■ EXERCISE PROMPT ■
Give every line of the material again, exactly as written.

■ DATA LISTING ■

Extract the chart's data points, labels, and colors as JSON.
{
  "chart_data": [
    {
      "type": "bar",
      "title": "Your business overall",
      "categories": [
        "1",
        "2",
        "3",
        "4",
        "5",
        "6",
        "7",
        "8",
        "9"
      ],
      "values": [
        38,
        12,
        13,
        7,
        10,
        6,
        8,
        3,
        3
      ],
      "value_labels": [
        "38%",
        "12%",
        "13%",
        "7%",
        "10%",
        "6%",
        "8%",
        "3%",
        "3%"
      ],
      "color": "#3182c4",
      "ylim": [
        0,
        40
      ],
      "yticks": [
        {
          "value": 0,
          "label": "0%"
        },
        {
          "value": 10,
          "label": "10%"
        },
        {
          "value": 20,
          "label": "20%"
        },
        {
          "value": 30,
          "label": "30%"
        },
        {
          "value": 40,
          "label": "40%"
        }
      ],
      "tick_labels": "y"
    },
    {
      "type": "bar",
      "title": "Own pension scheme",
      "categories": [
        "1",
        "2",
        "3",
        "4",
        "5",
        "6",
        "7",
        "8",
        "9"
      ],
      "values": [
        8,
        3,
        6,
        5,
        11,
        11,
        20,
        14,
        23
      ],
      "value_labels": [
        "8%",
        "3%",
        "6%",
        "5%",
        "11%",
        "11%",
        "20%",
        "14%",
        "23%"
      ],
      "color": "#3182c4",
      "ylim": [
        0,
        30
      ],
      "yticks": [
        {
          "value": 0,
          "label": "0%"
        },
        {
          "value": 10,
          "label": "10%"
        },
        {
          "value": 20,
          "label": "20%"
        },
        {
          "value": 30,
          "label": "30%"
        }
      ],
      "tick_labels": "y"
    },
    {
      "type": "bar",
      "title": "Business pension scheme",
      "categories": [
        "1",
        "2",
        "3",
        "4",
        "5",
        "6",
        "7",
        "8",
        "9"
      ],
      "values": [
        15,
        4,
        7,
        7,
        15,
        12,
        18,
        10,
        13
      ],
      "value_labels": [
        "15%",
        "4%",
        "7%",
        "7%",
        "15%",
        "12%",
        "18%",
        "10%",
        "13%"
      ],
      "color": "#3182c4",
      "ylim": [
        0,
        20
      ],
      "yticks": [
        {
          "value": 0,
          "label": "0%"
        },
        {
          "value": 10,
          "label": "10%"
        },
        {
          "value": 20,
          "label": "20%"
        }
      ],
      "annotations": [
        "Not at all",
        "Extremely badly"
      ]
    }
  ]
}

■ FINAL RESULT ■
Extract the chart's data points, labels, and colors as JSON.
{
  "chart_data": [
    {
      "type": "bar",
      "title": "Your business overall",
      "categories": [
        "1",
        "2",
        "3",
        "4",
        "5",
        "6",
        "7",
        "8",
        "9"
      ],
      "values": [
        38,
        12,
        13,
        7,
        10,
        6,
        8,
        3,
        3
      ],
      "value_labels": [
        "38%",
        "12%",
        "13%",
        "7%",
        "10%",
        "6%",
        "8%",
        "3%",
        "3%"
      ],
      "color": "#3182c4",
      "ylim": [
        0,
        40
      ],
      "yticks": [
        {
          "value": 0,
          "label": "0%"
        },
        {
          "value": 10,
          "label": "10%"
        },
        {
          "value": 20,
          "label": "20%"
        },
        {
          "value": 30,
          "label": "30%"
        },
        {
          "value": 40,
          "label": "40%"
        }
      ],
      "tick_labels": "y"
    },
    {
      "type": "bar",
      "title": "Own pension scheme",
      "categories": [
        "1",
        "2",
        "3",
        "4",
        "5",
        "6",
        "7",
        "8",
        "9"
      ],
      "values": [
        8,
        3,
        6,
        5,
        11,
        11,
        20,
        14,
        23
      ],
      "value_labels": [
        "8%",
        "3%",
        "6%",
        "5%",
        "11%",
        "11%",
        "20%",
        "14%",
        "23%"
      ],
      "color": "#3182c4",
      "ylim": [
        0,
        30
      ],
      "yticks": [
        {
          "value": 0,
          "label": "0%"
        },
        {
          "value": 10,
          "label": "10%"
        },
        {
          "value": 20,
          "label": "20%"
        },
        {
          "value": 30,
          "label": "30%"
        }
      ],
      "tick_labels": "y"
    },
    {
      "type": "bar",
      "title": "Business pension scheme",
      "categories": [
        "1",
        "2",
        "3",
        "4",
        "5",
        "6",
        "7",
        "8",
        "9"
      ],
      "values": [
        15,
        4,
        7,
        7,
        15,
        12,
        18,
        10,
        13
      ],
      "value_labels": [
        "15%",
        "4%",
        "7%",
        "7%",
        "15%",
        "12%",
        "18%",
        "10%",
        "13%"
      ],
      "color": "#3182c4",
      "ylim": [
        0,
        20
      ],
      "yticks": [
        {
          "value": 0,
          "label": "0%"
        },
        {
          "value": 10,
          "label": "10%"
        },
        {
          "value": 20,
          "label": "20%"
        }
      ],
      "annotations": [
        "Not at all",
        "Extremely badly"
      ]
    }
  ]
}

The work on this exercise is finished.